▶ [Written exercise] Repeat the lines verbatim, starting with the line that contains "font-size-select[interactable]: 14 <box>155" and continuing through the line that contains "smiley-icon[interactable]: ☺ <box>498", with both of those lines included.

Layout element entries
■ ■ ■ ■ ■ ■ ■
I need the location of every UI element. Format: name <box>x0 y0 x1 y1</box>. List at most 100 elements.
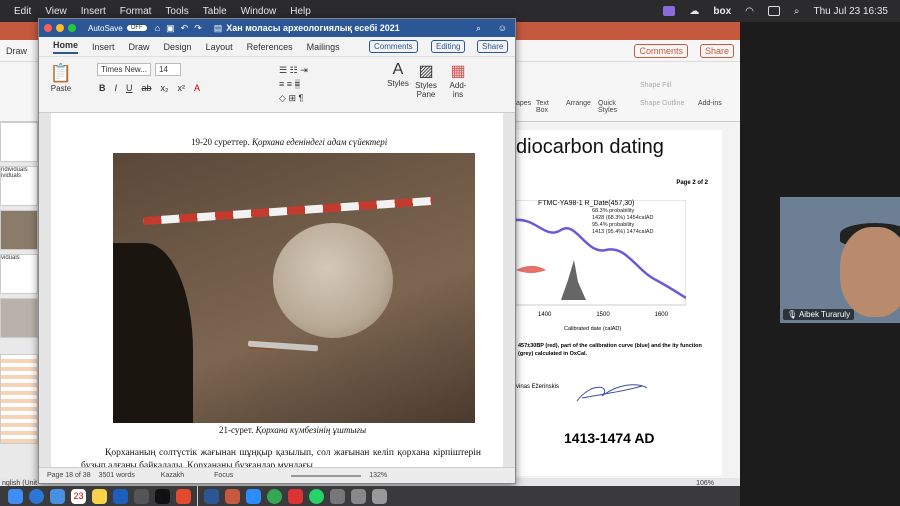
font-size-select[interactable]: 14 <box>155 63 181 76</box>
wifi-icon[interactable]: ◠ <box>745 6 754 17</box>
pdf-icon[interactable] <box>288 488 303 504</box>
comments-button[interactable]: Comments <box>369 40 418 53</box>
justify-icon[interactable]: ≡ <box>294 79 300 89</box>
search-icon[interactable]: ⌕ <box>476 23 481 34</box>
focus-button[interactable]: Focus <box>214 472 233 479</box>
zoom-app-icon[interactable] <box>246 488 261 504</box>
font-name-select[interactable]: Times New... <box>97 63 151 76</box>
trash-icon[interactable] <box>372 488 387 504</box>
clock[interactable]: Thu Jul 23 16:35 <box>814 6 889 17</box>
chrome-icon[interactable] <box>267 488 282 504</box>
menu-view[interactable]: View <box>45 6 67 17</box>
slide-thumbnail[interactable] <box>0 210 38 250</box>
tab-home[interactable]: Home <box>53 40 79 54</box>
subscript-button[interactable]: x₂ <box>161 83 169 93</box>
close-icon[interactable] <box>44 24 52 32</box>
photos-icon[interactable] <box>50 488 65 504</box>
ppt-comments-button[interactable]: Comments <box>634 43 688 58</box>
tab-references[interactable]: References <box>247 42 293 52</box>
slide-thumbnail[interactable]: viduals <box>0 254 38 294</box>
ppt-share-button[interactable]: Share <box>699 43 734 58</box>
save-icon[interactable]: ▣ <box>166 23 175 34</box>
tab-mailings[interactable]: Mailings <box>307 42 340 52</box>
zoom-level[interactable]: 132% <box>369 472 387 479</box>
bullets-icon[interactable]: ☰ <box>279 65 287 75</box>
smiley-icon[interactable]: ☺ <box>498 23 507 33</box>
system-prefs-icon[interactable] <box>134 488 149 504</box>
search-icon[interactable]: ⌕ <box>794 6 800 17</box>
font-color-button[interactable]: A <box>194 83 200 93</box>
styles-button[interactable]: A Styles <box>387 61 409 88</box>
minimize-icon[interactable] <box>56 24 64 32</box>
menu-table[interactable]: Table <box>203 6 227 17</box>
paste-label: Paste <box>50 84 72 93</box>
whatsapp-icon[interactable] <box>309 488 324 504</box>
italic-button[interactable]: I <box>115 83 118 93</box>
language[interactable]: Kazakh <box>161 472 184 479</box>
ppt-quickstyles-button[interactable]: Quick Styles <box>598 100 622 114</box>
indent-icon[interactable]: ⇥ <box>300 65 308 75</box>
menu-format[interactable]: Format <box>120 6 152 17</box>
menu-tools[interactable]: Tools <box>165 6 188 17</box>
powerpoint-icon[interactable] <box>225 488 240 504</box>
slide-thumbnail[interactable] <box>0 298 38 338</box>
numbering-icon[interactable]: ☷ <box>290 65 298 75</box>
tab-insert[interactable]: Insert <box>92 42 115 52</box>
border-icon[interactable]: ⊞ <box>288 93 296 103</box>
ppt-shapeoutline-button[interactable]: Shape Outline <box>640 100 684 107</box>
superscript-button[interactable]: x² <box>178 83 186 93</box>
ppt-shapes-label[interactable]: apes <box>516 100 531 107</box>
window-thumb-icon[interactable] <box>330 488 345 504</box>
slide-thumbnail[interactable] <box>0 354 38 444</box>
undo-icon[interactable]: ↶ <box>181 23 189 34</box>
autosave-toggle[interactable]: OFF <box>126 25 147 31</box>
ppt-addins-button[interactable]: Add-ins <box>698 100 722 107</box>
styles-pane-button[interactable]: ▨ Styles Pane <box>413 61 439 99</box>
slide-thumbnail[interactable] <box>0 122 38 162</box>
menu-insert[interactable]: Insert <box>81 6 106 17</box>
shading-icon[interactable]: ◇ <box>279 93 286 103</box>
document-area[interactable]: 19-20 суреттер. Қорхана еденіндегі адам … <box>39 113 515 467</box>
align-left-icon[interactable]: ≡ <box>279 79 284 89</box>
underline-button[interactable]: U <box>126 83 133 93</box>
home-icon[interactable]: ⌂ <box>155 23 160 33</box>
menu-edit[interactable]: Edit <box>14 6 31 17</box>
calendar-icon[interactable]: 23 <box>71 488 86 504</box>
ppt-tab-draw[interactable]: Draw <box>6 46 27 56</box>
tab-draw[interactable]: Draw <box>129 42 150 52</box>
word-count[interactable]: 3501 words <box>99 472 135 479</box>
menu-help[interactable]: Help <box>290 6 311 17</box>
paste-button[interactable]: 📋 Paste <box>47 63 75 93</box>
finder-icon[interactable] <box>8 488 23 504</box>
zotero-icon[interactable] <box>176 488 191 504</box>
box-icon[interactable] <box>113 488 128 504</box>
ppt-arrange-button[interactable]: Arrange <box>566 100 591 107</box>
strikethrough-button[interactable]: ab <box>142 83 152 93</box>
zoom-slider[interactable] <box>291 474 362 477</box>
menu-window[interactable]: Window <box>241 6 277 17</box>
tab-design[interactable]: Design <box>164 42 192 52</box>
slide-thumbnail[interactable]: ndividuals ividuals <box>0 166 38 206</box>
share-button[interactable]: Share <box>477 40 509 53</box>
addins-button[interactable]: ▦ Add-ins <box>445 61 471 99</box>
align-center-icon[interactable]: ≡ <box>287 79 292 89</box>
safari-icon[interactable] <box>29 488 44 504</box>
notes-icon[interactable] <box>92 488 107 504</box>
zoom-icon[interactable] <box>68 24 76 32</box>
box-app-label[interactable]: box <box>713 6 731 17</box>
word-icon[interactable] <box>204 488 219 504</box>
redo-icon[interactable]: ↷ <box>194 23 202 34</box>
ppt-shapefill-button[interactable]: Shape Fill <box>640 82 671 89</box>
screen-share-icon[interactable] <box>663 6 676 16</box>
editing-button[interactable]: Editing <box>431 40 466 53</box>
window-thumb-icon[interactable] <box>351 488 366 504</box>
terminal-icon[interactable] <box>155 488 170 504</box>
ppt-textbox-button[interactable]: Text Box <box>536 100 556 114</box>
pilcrow-icon[interactable]: ¶ <box>299 93 304 103</box>
battery-icon[interactable] <box>767 6 780 16</box>
bold-button[interactable]: B <box>99 83 106 93</box>
tab-layout[interactable]: Layout <box>206 42 233 52</box>
page-count[interactable]: Page 18 of 38 <box>47 472 91 479</box>
video-tile[interactable]: 🎙︎ Aibek Turaruly <box>780 197 900 323</box>
cloud-icon[interactable]: ☁ <box>689 6 699 17</box>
■ ■ ■ ■ ■ ■ ■
▶ [Output below]
font-size-select[interactable]: 14 <box>155 63 181 76</box>
wifi-icon[interactable]: ◠ <box>745 6 754 17</box>
pdf-icon[interactable] <box>288 488 303 504</box>
comments-button[interactable]: Comments <box>369 40 418 53</box>
justify-icon[interactable]: ≡ <box>294 79 300 89</box>
search-icon[interactable]: ⌕ <box>476 23 481 34</box>
focus-button[interactable]: Focus <box>214 472 233 479</box>
zoom-app-icon[interactable] <box>246 488 261 504</box>
font-name-select[interactable]: Times New... <box>97 63 151 76</box>
trash-icon[interactable] <box>372 488 387 504</box>
clock[interactable]: Thu Jul 23 16:35 <box>814 6 889 17</box>
chrome-icon[interactable] <box>267 488 282 504</box>
menu-view[interactable]: View <box>45 6 67 17</box>
slide-thumbnail[interactable] <box>0 210 38 250</box>
tab-home[interactable]: Home <box>53 40 79 54</box>
subscript-button[interactable]: x₂ <box>161 83 169 93</box>
close-icon[interactable] <box>44 24 52 32</box>
photos-icon[interactable] <box>50 488 65 504</box>
ppt-comments-button[interactable]: Comments <box>634 43 688 58</box>
tab-references[interactable]: References <box>247 42 293 52</box>
slide-thumbnail[interactable]: viduals <box>0 254 38 294</box>
ppt-share-button[interactable]: Share <box>699 43 734 58</box>
save-icon[interactable]: ▣ <box>166 23 175 34</box>
tab-mailings[interactable]: Mailings <box>307 42 340 52</box>
zoom-level[interactable]: 132% <box>369 472 387 479</box>
bullets-icon[interactable]: ☰ <box>279 65 287 75</box>
smiley-icon[interactable]: ☺ <box>498 23 507 33</box>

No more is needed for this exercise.